:: Material provided ::

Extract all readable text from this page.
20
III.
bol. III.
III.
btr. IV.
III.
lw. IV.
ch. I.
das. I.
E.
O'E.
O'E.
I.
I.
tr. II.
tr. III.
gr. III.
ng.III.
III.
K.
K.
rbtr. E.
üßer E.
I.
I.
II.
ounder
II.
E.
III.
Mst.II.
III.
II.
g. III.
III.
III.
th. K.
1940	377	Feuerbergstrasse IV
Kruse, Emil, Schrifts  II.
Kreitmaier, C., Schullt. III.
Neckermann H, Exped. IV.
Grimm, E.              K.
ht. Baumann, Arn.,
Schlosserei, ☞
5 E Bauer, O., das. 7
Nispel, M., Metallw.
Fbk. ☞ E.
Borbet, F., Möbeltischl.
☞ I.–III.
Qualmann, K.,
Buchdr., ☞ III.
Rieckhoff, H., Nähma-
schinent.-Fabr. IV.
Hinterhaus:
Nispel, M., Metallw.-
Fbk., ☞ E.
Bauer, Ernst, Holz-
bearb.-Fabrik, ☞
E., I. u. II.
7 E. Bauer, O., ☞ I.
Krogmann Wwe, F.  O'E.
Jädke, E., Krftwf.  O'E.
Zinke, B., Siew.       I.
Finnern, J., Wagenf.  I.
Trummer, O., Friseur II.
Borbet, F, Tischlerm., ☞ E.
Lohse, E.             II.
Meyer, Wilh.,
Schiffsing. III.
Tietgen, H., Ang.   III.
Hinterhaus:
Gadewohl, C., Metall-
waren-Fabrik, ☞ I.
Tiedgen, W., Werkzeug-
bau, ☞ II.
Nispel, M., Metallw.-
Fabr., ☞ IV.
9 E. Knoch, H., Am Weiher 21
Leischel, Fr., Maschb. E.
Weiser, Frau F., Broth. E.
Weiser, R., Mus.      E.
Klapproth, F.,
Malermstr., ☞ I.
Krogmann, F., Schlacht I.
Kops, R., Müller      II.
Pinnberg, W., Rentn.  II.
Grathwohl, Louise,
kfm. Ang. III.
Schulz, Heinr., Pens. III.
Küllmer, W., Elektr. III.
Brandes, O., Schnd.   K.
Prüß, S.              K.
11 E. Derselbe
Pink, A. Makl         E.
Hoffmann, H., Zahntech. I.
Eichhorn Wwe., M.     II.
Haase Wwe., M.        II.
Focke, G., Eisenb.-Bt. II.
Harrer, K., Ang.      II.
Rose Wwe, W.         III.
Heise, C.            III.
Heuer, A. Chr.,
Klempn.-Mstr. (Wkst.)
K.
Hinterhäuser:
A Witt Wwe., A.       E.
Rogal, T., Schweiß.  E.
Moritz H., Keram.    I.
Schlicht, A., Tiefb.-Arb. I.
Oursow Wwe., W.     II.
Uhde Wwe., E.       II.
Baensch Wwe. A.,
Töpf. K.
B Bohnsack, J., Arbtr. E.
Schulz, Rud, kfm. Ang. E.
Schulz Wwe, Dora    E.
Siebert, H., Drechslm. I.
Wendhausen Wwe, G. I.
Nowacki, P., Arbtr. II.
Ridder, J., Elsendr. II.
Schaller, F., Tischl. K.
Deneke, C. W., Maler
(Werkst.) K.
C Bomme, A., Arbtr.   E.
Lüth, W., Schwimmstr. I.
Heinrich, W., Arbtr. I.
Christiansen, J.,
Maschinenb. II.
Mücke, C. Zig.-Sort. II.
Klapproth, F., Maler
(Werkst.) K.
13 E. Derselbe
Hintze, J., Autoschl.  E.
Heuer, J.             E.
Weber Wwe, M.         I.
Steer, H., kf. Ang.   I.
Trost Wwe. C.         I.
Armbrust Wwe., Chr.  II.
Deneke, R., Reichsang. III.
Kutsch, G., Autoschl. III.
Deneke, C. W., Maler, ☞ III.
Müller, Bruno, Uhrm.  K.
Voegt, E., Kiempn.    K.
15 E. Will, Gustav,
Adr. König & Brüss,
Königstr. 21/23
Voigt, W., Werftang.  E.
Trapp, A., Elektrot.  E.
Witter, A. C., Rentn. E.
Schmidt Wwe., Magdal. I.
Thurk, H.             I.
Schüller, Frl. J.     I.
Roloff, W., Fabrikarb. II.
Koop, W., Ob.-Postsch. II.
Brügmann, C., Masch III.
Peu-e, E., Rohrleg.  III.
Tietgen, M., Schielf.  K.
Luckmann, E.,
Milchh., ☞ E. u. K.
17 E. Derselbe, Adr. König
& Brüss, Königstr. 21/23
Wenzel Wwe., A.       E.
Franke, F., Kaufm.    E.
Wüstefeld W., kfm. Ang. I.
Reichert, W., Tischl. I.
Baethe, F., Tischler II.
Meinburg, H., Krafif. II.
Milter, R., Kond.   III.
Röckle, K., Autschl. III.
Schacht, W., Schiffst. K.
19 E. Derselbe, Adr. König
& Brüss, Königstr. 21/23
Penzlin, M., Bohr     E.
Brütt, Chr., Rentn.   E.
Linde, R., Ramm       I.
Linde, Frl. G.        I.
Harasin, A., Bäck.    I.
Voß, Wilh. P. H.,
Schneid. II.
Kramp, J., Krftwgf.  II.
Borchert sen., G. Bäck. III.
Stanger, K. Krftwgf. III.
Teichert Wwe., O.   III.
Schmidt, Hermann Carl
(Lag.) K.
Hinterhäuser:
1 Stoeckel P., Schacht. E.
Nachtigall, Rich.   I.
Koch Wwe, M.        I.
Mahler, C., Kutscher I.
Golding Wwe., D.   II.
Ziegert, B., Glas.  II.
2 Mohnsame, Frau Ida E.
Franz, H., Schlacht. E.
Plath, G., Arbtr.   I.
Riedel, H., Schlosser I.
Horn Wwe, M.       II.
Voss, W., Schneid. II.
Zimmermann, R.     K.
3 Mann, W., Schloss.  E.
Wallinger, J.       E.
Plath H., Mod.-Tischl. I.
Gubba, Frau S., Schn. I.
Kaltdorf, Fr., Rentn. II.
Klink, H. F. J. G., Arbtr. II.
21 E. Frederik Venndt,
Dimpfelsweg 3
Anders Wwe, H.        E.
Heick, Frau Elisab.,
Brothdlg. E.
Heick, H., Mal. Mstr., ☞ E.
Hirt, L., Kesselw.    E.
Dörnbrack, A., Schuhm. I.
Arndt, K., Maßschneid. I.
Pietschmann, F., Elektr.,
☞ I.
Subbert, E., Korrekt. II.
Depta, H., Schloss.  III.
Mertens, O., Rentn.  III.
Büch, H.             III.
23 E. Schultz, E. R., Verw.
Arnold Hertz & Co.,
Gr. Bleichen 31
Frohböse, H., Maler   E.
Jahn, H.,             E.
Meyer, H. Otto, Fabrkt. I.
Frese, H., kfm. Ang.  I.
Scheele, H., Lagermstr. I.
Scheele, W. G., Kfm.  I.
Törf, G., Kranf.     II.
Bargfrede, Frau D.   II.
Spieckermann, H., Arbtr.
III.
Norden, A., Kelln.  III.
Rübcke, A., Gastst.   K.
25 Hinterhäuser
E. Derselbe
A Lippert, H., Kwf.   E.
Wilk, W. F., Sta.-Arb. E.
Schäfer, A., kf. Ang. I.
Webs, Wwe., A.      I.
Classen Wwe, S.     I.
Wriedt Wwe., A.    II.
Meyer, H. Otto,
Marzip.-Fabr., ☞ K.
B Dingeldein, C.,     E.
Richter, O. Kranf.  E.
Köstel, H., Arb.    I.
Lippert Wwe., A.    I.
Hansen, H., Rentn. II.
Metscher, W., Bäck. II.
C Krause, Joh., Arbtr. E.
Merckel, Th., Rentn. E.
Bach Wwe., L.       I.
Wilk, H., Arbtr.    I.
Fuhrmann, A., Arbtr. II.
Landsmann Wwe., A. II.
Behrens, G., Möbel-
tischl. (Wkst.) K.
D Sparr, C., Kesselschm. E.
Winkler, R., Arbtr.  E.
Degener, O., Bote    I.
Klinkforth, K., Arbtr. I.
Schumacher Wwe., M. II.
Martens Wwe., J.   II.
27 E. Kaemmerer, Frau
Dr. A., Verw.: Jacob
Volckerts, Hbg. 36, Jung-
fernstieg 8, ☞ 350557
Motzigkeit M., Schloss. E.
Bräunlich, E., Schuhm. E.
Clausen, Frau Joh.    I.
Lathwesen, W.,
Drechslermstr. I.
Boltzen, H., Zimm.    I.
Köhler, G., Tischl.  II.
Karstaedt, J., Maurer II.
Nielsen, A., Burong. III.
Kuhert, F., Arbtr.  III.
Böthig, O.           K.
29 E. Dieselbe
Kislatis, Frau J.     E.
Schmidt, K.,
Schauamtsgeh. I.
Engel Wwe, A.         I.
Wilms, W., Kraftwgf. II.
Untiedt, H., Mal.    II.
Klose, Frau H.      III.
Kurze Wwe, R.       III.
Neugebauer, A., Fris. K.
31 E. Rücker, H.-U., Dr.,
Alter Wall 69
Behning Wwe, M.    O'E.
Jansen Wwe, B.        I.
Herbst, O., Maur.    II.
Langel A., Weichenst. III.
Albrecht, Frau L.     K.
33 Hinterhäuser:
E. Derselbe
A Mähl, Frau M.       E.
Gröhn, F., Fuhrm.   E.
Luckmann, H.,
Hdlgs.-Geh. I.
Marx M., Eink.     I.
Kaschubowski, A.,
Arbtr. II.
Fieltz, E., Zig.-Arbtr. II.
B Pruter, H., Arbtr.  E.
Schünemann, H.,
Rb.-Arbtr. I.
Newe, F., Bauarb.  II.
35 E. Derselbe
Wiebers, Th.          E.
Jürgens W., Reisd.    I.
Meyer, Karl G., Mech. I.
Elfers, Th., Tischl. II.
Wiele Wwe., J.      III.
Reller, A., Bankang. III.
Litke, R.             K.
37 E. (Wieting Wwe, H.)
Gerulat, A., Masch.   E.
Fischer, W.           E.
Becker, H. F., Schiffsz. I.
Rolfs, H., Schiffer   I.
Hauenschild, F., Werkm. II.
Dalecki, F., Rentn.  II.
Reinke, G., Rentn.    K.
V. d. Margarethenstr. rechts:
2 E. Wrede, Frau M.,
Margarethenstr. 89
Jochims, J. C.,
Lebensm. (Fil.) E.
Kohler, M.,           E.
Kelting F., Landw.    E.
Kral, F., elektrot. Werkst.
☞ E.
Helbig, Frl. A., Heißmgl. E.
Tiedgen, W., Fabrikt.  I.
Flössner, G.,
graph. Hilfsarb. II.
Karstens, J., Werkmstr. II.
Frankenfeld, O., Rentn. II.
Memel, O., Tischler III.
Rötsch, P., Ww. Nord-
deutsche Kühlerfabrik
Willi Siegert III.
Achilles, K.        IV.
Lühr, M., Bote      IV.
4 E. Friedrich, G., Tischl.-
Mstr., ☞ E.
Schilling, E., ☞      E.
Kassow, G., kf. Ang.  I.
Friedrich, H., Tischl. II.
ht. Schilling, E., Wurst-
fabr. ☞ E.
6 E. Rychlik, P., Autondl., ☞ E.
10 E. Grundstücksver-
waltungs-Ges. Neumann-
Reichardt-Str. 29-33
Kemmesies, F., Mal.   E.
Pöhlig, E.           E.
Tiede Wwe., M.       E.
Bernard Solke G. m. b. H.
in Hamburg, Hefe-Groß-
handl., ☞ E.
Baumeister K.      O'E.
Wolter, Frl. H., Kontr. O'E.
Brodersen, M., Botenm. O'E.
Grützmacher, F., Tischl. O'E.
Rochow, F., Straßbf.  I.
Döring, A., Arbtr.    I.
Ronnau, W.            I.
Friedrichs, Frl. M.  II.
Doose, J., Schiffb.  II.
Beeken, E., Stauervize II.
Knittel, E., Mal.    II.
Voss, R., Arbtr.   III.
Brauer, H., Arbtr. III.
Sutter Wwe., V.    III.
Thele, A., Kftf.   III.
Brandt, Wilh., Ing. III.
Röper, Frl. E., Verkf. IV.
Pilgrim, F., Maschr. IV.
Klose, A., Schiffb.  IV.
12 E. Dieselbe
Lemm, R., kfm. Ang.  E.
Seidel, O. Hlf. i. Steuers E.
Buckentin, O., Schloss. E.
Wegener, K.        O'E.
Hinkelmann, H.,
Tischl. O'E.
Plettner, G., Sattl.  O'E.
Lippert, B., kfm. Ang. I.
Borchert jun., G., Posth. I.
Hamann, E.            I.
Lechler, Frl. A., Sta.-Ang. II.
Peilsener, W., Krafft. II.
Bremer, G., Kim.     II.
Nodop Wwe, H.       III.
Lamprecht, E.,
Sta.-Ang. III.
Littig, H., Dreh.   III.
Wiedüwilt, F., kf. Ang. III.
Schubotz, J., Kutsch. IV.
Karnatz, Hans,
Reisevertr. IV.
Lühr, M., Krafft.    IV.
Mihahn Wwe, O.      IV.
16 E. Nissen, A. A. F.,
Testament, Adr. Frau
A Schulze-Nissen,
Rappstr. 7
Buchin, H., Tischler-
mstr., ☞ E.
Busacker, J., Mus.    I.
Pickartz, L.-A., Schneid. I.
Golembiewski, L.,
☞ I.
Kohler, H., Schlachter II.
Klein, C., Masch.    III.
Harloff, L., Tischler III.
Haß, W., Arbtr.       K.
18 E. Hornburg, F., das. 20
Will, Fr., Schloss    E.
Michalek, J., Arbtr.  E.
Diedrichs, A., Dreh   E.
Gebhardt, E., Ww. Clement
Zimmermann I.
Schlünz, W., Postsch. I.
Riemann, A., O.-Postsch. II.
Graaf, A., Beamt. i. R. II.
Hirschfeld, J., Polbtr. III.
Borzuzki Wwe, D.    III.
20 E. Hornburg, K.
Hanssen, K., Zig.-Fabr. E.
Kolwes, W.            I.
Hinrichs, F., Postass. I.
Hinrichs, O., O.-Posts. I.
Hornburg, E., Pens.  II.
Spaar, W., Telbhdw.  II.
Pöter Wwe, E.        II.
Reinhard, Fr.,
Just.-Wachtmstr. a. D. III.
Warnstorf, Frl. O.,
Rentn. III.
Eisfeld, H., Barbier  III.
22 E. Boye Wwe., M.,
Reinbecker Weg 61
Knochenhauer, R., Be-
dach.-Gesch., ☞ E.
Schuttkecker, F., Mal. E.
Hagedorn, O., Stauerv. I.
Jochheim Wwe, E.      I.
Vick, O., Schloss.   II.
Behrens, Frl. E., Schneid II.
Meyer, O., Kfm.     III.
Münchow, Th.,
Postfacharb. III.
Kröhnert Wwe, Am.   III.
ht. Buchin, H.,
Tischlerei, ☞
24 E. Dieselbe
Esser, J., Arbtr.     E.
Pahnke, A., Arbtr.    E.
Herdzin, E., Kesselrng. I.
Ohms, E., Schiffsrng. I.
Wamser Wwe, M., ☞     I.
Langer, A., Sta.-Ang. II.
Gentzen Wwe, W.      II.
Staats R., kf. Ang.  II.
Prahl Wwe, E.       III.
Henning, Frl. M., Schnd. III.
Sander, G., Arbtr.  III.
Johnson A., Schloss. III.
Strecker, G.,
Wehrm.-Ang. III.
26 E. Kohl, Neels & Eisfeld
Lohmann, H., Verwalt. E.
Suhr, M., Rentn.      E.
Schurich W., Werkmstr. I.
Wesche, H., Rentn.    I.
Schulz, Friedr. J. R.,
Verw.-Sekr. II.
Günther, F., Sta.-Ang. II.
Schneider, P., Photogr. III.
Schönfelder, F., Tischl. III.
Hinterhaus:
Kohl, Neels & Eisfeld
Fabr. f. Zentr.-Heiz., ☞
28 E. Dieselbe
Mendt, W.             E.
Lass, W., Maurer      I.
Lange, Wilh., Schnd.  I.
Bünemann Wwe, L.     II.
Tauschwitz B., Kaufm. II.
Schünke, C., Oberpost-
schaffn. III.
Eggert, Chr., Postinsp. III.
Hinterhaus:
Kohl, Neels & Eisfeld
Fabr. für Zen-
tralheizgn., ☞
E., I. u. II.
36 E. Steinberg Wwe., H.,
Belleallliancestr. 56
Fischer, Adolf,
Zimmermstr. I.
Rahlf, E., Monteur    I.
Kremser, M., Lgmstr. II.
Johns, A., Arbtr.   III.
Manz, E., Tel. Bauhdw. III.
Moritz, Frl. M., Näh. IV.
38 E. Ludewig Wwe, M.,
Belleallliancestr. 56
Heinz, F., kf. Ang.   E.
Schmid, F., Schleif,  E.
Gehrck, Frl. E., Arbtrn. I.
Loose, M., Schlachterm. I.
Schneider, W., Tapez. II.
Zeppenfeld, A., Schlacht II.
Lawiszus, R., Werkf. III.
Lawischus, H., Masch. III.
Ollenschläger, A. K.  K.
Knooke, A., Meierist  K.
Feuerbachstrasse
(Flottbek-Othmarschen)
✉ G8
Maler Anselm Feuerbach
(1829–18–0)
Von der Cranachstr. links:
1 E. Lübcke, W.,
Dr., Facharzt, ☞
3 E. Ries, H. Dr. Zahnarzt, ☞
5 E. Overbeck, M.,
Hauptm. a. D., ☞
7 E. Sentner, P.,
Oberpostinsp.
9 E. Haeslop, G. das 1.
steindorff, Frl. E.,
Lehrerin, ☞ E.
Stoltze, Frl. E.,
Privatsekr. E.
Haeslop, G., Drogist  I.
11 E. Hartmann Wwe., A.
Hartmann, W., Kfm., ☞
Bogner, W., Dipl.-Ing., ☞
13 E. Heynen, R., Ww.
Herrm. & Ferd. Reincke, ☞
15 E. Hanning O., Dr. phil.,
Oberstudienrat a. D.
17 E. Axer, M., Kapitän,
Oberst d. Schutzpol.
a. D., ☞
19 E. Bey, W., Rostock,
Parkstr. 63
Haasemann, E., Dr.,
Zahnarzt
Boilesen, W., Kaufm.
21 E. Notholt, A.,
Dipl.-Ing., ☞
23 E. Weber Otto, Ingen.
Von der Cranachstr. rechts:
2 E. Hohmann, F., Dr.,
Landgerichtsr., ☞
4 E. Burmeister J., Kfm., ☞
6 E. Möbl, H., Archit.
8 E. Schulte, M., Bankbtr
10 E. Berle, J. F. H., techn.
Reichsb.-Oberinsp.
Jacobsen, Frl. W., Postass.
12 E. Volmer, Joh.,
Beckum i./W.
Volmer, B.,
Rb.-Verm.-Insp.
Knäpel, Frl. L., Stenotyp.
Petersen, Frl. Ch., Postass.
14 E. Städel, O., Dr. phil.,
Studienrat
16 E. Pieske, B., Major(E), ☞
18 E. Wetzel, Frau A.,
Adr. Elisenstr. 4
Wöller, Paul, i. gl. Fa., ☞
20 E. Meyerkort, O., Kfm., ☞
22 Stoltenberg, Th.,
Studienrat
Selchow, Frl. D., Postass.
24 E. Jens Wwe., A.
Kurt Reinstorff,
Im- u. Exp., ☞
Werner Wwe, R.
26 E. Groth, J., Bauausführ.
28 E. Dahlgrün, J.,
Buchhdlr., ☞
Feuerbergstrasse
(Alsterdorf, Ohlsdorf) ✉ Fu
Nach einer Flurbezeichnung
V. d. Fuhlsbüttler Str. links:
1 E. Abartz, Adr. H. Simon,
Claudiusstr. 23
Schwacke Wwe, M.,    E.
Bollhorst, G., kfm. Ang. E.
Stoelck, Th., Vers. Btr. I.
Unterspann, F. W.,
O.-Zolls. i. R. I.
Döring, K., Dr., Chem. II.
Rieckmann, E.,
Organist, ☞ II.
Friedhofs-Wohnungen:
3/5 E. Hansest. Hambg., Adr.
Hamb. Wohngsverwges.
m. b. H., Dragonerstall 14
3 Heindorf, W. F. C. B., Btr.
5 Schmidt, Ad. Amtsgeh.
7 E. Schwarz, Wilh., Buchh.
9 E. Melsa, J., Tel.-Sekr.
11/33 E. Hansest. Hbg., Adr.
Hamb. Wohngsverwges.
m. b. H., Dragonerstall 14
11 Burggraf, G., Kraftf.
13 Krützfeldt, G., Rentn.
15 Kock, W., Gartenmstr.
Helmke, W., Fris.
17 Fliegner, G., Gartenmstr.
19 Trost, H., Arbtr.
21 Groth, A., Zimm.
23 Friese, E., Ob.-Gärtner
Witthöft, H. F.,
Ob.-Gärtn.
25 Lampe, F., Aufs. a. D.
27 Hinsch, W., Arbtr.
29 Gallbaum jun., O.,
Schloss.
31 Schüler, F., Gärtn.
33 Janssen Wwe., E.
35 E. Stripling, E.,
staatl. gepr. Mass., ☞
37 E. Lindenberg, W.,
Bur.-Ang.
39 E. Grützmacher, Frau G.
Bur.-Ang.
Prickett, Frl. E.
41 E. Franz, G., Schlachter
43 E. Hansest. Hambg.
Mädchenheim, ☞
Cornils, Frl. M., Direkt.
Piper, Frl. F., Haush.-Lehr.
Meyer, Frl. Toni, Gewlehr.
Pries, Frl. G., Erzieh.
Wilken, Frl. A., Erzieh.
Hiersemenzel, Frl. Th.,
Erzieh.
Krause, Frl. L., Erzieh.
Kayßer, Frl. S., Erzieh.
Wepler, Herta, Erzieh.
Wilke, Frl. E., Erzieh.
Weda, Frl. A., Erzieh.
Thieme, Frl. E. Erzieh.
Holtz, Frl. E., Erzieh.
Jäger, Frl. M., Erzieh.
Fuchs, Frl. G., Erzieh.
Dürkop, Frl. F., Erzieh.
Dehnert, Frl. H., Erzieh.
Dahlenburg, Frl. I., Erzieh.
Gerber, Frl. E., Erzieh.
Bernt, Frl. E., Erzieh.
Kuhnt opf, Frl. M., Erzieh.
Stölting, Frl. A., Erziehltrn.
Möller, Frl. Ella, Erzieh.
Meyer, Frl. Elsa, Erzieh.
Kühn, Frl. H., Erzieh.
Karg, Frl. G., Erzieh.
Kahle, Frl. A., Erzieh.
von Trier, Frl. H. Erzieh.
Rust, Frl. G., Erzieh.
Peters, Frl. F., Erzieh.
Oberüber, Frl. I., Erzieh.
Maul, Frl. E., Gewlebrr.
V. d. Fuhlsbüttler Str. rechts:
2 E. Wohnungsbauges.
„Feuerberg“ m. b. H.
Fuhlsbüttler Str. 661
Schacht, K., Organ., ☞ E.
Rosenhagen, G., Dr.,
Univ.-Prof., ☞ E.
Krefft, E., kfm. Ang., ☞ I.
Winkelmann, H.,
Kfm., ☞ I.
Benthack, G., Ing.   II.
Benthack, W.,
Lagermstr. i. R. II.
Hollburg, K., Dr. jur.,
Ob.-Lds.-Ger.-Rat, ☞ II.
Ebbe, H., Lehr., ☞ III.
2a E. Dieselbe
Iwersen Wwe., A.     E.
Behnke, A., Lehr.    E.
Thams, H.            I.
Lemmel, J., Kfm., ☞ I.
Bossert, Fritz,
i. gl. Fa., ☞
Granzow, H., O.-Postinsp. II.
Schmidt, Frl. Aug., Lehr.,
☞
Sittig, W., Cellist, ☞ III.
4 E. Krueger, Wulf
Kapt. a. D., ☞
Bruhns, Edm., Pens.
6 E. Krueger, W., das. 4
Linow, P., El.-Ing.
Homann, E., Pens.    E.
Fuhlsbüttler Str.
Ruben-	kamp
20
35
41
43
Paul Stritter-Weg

:::

> _What you are asked to do_
Look through the listing and extract every line with "Tietgen" in it.

> _The completed task_
Tietgen, H., Ang.   III.
Tietgen, M., Schielf.  K.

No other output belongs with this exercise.